RECORD EXCERPTS:
• • • •
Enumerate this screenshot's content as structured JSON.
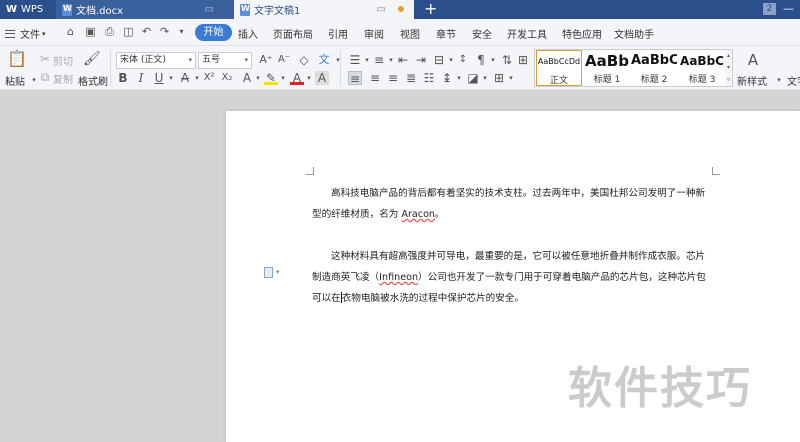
{
  "tabs": [
    {
      "label": "WPS"
    },
    {
      "label": "文档.docx"
    },
    {
      "label": "文字文稿1"
    }
  ],
  "window": {
    "badge": "2"
  },
  "menu": {
    "file": "文件",
    "items": [
      "开始",
      "插入",
      "页面布局",
      "引用",
      "审阅",
      "视图",
      "章节",
      "安全",
      "开发工具",
      "特色应用",
      "文档助手"
    ]
  },
  "ribbon": {
    "paste": "粘贴",
    "cut": "剪切",
    "copy": "复制",
    "format_painter": "格式刷",
    "font_name": "宋体 (正文)",
    "font_size": "五号",
    "styles": [
      {
        "sample": "AaBbCcDd",
        "name": "正文"
      },
      {
        "sample": "AaBb",
        "name": "标题 1"
      },
      {
        "sample": "AaBbC",
        "name": "标题 2"
      },
      {
        "sample": "AaBbC",
        "name": "标题 3"
      }
    ],
    "new_style": "新样式",
    "text_tool": "文字"
  },
  "document": {
    "para1_a": "高科技电脑产品的背后都有着坚实的技术支柱。过去两年中，美国杜邦公司发明了一种新型的纤维材质，名为 ",
    "para1_word": "Aracon",
    "para1_b": "。",
    "para2_a": "这种材料具有超高强度并可导电，最重要的是，它可以被任意地折叠并制作成衣服。芯片制造商英飞凌（",
    "para2_word": "Infineon",
    "para2_b": "）公司也开发了一款专门用于可穿着电脑产品的芯片包，这种芯片包可以在",
    "para2_c": "衣物电脑被水洗的过程中保护芯片的安全。"
  },
  "watermark": "软件技巧",
  "colors": {
    "tabbar": "#2b4f8a",
    "accent": "#3a7bd5",
    "modified_dot": "#e8a02a"
  }
}
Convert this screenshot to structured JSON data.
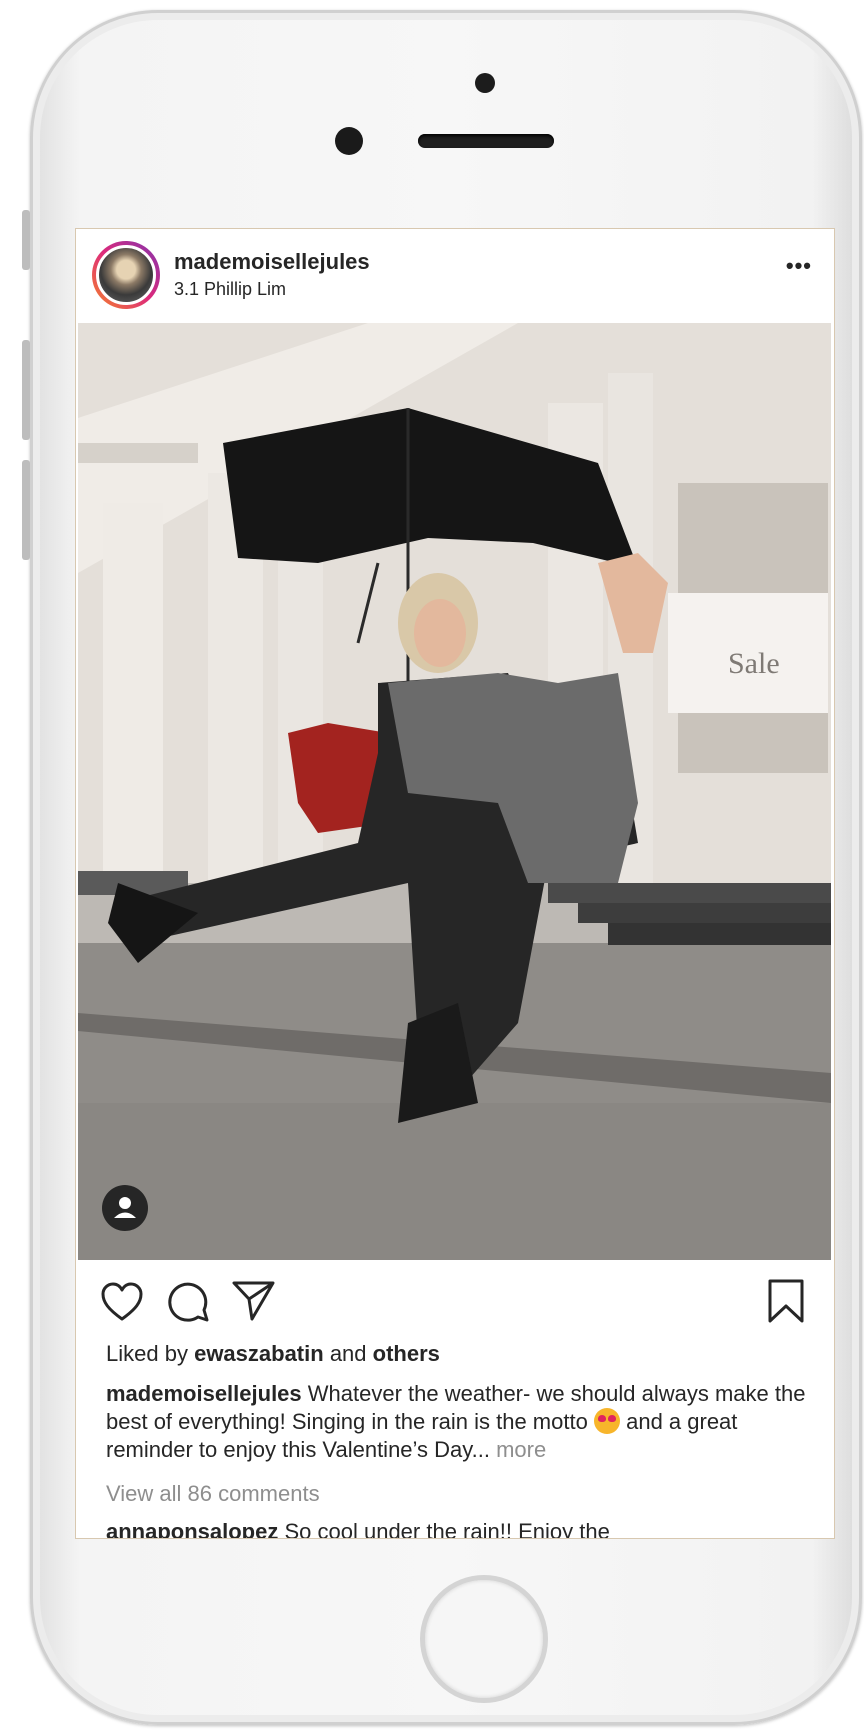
{
  "post": {
    "username": "mademoisellejules",
    "location": "3.1 Phillip Lim",
    "more_label": "•••"
  },
  "likes": {
    "prefix": "Liked by",
    "user": "ewaszabatin",
    "connector": "and",
    "others": "others"
  },
  "caption": {
    "username": "mademoisellejules",
    "text": "Whatever the weather- we should always make the best of everything! Singing in the rain is the motto",
    "text_after_emoji": "and a great reminder to enjoy this Valentine’s Day...",
    "more": "more",
    "emoji": "heart-eyes-emoji"
  },
  "comments": {
    "view_all": "View all 86 comments",
    "next_user": "annaponsalopez",
    "next_text": "So cool under the rain!! Enjoy the"
  },
  "photo": {
    "sign_text": "Sale"
  },
  "icons": [
    "heart-icon",
    "comment-icon",
    "share-icon",
    "bookmark-icon",
    "user-tag-icon",
    "more-options-icon"
  ]
}
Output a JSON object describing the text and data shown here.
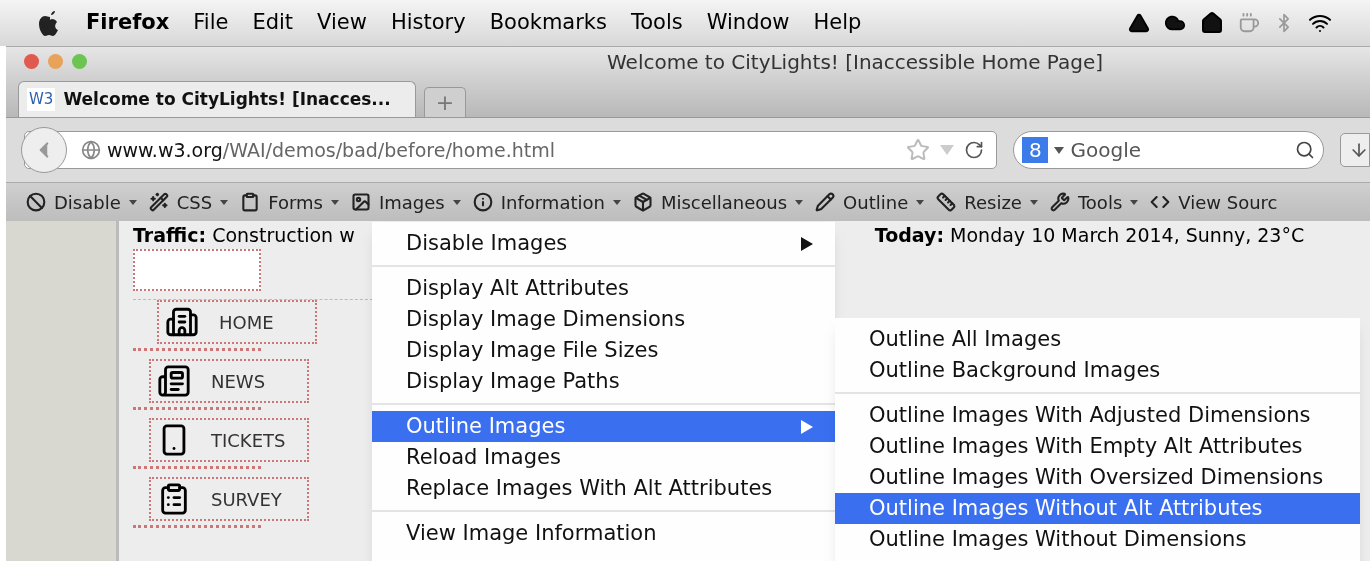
{
  "menubar": {
    "app": "Firefox",
    "items": [
      "File",
      "Edit",
      "View",
      "History",
      "Bookmarks",
      "Tools",
      "Window",
      "Help"
    ]
  },
  "window": {
    "title": "Welcome to CityLights! [Inaccessible Home Page]"
  },
  "tabs": [
    {
      "favicon": "W3",
      "label": "Welcome to CityLights! [Inacces...",
      "selected": true
    },
    {
      "label": "+",
      "selected": false
    }
  ],
  "navbar": {
    "url_domain": "www.w3.org",
    "url_path": "/WAI/demos/bad/before/home.html",
    "search_engine": "8",
    "search_placeholder": "Google"
  },
  "toolbar": [
    {
      "label": "Disable"
    },
    {
      "label": "CSS"
    },
    {
      "label": "Forms"
    },
    {
      "label": "Images"
    },
    {
      "label": "Information"
    },
    {
      "label": "Miscellaneous"
    },
    {
      "label": "Outline"
    },
    {
      "label": "Resize"
    },
    {
      "label": "Tools"
    },
    {
      "label": "View Sourc"
    }
  ],
  "page": {
    "traffic_label": "Traffic:",
    "traffic_text": "Construction w",
    "today_label": "Today:",
    "today_text": "Monday 10 March 2014, Sunny, 23°C",
    "nav": [
      {
        "label": "HOME"
      },
      {
        "label": "NEWS"
      },
      {
        "label": "TICKETS"
      },
      {
        "label": "SURVEY"
      }
    ]
  },
  "images_menu": [
    {
      "kind": "item",
      "label": "Disable Images",
      "submenu": true,
      "selected": false
    },
    {
      "kind": "separator"
    },
    {
      "kind": "item",
      "label": "Display Alt Attributes",
      "submenu": false,
      "selected": false
    },
    {
      "kind": "item",
      "label": "Display Image Dimensions",
      "submenu": false,
      "selected": false
    },
    {
      "kind": "item",
      "label": "Display Image File Sizes",
      "submenu": false,
      "selected": false
    },
    {
      "kind": "item",
      "label": "Display Image Paths",
      "submenu": false,
      "selected": false
    },
    {
      "kind": "separator"
    },
    {
      "kind": "item",
      "label": "Outline Images",
      "submenu": true,
      "selected": true
    },
    {
      "kind": "item",
      "label": "Reload Images",
      "submenu": false,
      "selected": false
    },
    {
      "kind": "item",
      "label": "Replace Images With Alt Attributes",
      "submenu": false,
      "selected": false
    },
    {
      "kind": "separator"
    },
    {
      "kind": "item",
      "label": "View Image Information",
      "submenu": false,
      "selected": false
    }
  ],
  "outline_submenu": [
    {
      "kind": "item",
      "label": "Outline All Images",
      "selected": false
    },
    {
      "kind": "item",
      "label": "Outline Background Images",
      "selected": false
    },
    {
      "kind": "separator"
    },
    {
      "kind": "item",
      "label": "Outline Images With Adjusted Dimensions",
      "selected": false
    },
    {
      "kind": "item",
      "label": "Outline Images With Empty Alt Attributes",
      "selected": false
    },
    {
      "kind": "item",
      "label": "Outline Images With Oversized Dimensions",
      "selected": false
    },
    {
      "kind": "item",
      "label": "Outline Images Without Alt Attributes",
      "selected": true
    },
    {
      "kind": "item",
      "label": "Outline Images Without Dimensions",
      "selected": false
    }
  ]
}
• • • •
WHAT IS NEEDED: Keep every word of the data as it is when you write it out, but drop the pictures.

OUTPUT FOR THIS EXERCISE:
Enumerate this screenshot's content as structured JSON.
{
  "tabs": [
    {
      "label": "WPS"
    },
    {
      "label": "文档.docx"
    },
    {
      "label": "文字文稿1"
    }
  ],
  "window": {
    "badge": "2"
  },
  "menu": {
    "file": "文件",
    "items": [
      "开始",
      "插入",
      "页面布局",
      "引用",
      "审阅",
      "视图",
      "章节",
      "安全",
      "开发工具",
      "特色应用",
      "文档助手"
    ]
  },
  "ribbon": {
    "paste": "粘贴",
    "cut": "剪切",
    "copy": "复制",
    "format_painter": "格式刷",
    "font_name": "宋体 (正文)",
    "font_size": "五号",
    "styles": [
      {
        "sample": "AaBbCcDd",
        "name": "正文"
      },
      {
        "sample": "AaBb",
        "name": "标题 1"
      },
      {
        "sample": "AaBbC",
        "name": "标题 2"
      },
      {
        "sample": "AaBbC",
        "name": "标题 3"
      }
    ],
    "new_style": "新样式",
    "text_tool": "文字"
  },
  "document": {
    "para1_a": "高科技电脑产品的背后都有着坚实的技术支柱。过去两年中，美国杜邦公司发明了一种新型的纤维材质，名为 ",
    "para1_word": "Aracon",
    "para1_b": "。",
    "para2_a": "这种材料具有超高强度并可导电，最重要的是，它可以被任意地折叠并制作成衣服。芯片制造商英飞凌（",
    "para2_word": "Infineon",
    "para2_b": "）公司也开发了一款专门用于可穿着电脑产品的芯片包，这种芯片包可以在",
    "para2_c": "衣物电脑被水洗的过程中保护芯片的安全。"
  },
  "watermark": "软件技巧",
  "colors": {
    "tabbar": "#2b4f8a",
    "accent": "#3a7bd5",
    "modified_dot": "#e8a02a"
  }
}
Convert this screenshot to structured JSON data.
{
  "post": {
    "username": "mademoisellejules",
    "location": "3.1 Phillip Lim",
    "more_label": "•••"
  },
  "likes": {
    "prefix": "Liked by",
    "user": "ewaszabatin",
    "connector": "and",
    "others": "others"
  },
  "caption": {
    "username": "mademoisellejules",
    "text": "Whatever the weather- we should always make the best of everything! Singing in the rain is the motto",
    "text_after_emoji": "and a great reminder to enjoy this Valentine’s Day...",
    "more": "more",
    "emoji": "heart-eyes-emoji"
  },
  "comments": {
    "view_all": "View all 86 comments",
    "next_user": "annaponsalopez",
    "next_text": "So cool under the rain!! Enjoy the"
  },
  "photo": {
    "sign_text": "Sale"
  },
  "icons": [
    "heart-icon",
    "comment-icon",
    "share-icon",
    "bookmark-icon",
    "user-tag-icon",
    "more-options-icon"
  ]
}
Output a JSON object describing the text and data shown here.
{
  "menubar": {
    "app": "Firefox",
    "items": [
      "File",
      "Edit",
      "View",
      "History",
      "Bookmarks",
      "Tools",
      "Window",
      "Help"
    ]
  },
  "window": {
    "title": "Welcome to CityLights! [Inaccessible Home Page]"
  },
  "tabs": [
    {
      "favicon": "W3",
      "label": "Welcome to CityLights! [Inacces...",
      "selected": true
    },
    {
      "label": "+",
      "selected": false
    }
  ],
  "navbar": {
    "url_domain": "www.w3.org",
    "url_path": "/WAI/demos/bad/before/home.html",
    "search_engine": "8",
    "search_placeholder": "Google"
  },
  "toolbar": [
    {
      "label": "Disable"
    },
    {
      "label": "CSS"
    },
    {
      "label": "Forms"
    },
    {
      "label": "Images"
    },
    {
      "label": "Information"
    },
    {
      "label": "Miscellaneous"
    },
    {
      "label": "Outline"
    },
    {
      "label": "Resize"
    },
    {
      "label": "Tools"
    },
    {
      "label": "View Sourc"
    }
  ],
  "page": {
    "traffic_label": "Traffic:",
    "traffic_text": "Construction w",
    "today_label": "Today:",
    "today_text": "Monday 10 March 2014, Sunny, 23°C",
    "nav": [
      {
        "label": "HOME"
      },
      {
        "label": "NEWS"
      },
      {
        "label": "TICKETS"
      },
      {
        "label": "SURVEY"
      }
    ]
  },
  "images_menu": [
    {
      "kind": "item",
      "label": "Disable Images",
      "submenu": true,
      "selected": false
    },
    {
      "kind": "separator"
    },
    {
      "kind": "item",
      "label": "Display Alt Attributes",
      "submenu": false,
      "selected": false
    },
    {
      "kind": "item",
      "label": "Display Image Dimensions",
      "submenu": false,
      "selected": false
    },
    {
      "kind": "item",
      "label": "Display Image File Sizes",
      "submenu": false,
      "selected": false
    },
    {
      "kind": "item",
      "label": "Display Image Paths",
      "submenu": false,
      "selected": false
    },
    {
      "kind": "separator"
    },
    {
      "kind": "item",
      "label": "Outline Images",
      "submenu": true,
      "selected": true
    },
    {
      "kind": "item",
      "label": "Reload Images",
      "submenu": false,
      "selected": false
    },
    {
      "kind": "item",
      "label": "Replace Images With Alt Attributes",
      "submenu": false,
      "selected": false
    },
    {
      "kind": "separator"
    },
    {
      "kind": "item",
      "label": "View Image Information",
      "submenu": false,
      "selected": false
    }
  ],
  "outline_submenu": [
    {
      "kind": "item",
      "label": "Outline All Images",
      "selected": false
    },
    {
      "kind": "item",
      "label": "Outline Background Images",
      "selected": false
    },
    {
      "kind": "separator"
    },
    {
      "kind": "item",
      "label": "Outline Images With Adjusted Dimensions",
      "selected": false
    },
    {
      "kind": "item",
      "label": "Outline Images With Empty Alt Attributes",
      "selected": false
    },
    {
      "kind": "item",
      "label": "Outline Images With Oversized Dimensions",
      "selected": false
    },
    {
      "kind": "item",
      "label": "Outline Images Without Alt Attributes",
      "selected": true
    },
    {
      "kind": "item",
      "label": "Outline Images Without Dimensions",
      "selected": false
    }
  ]
}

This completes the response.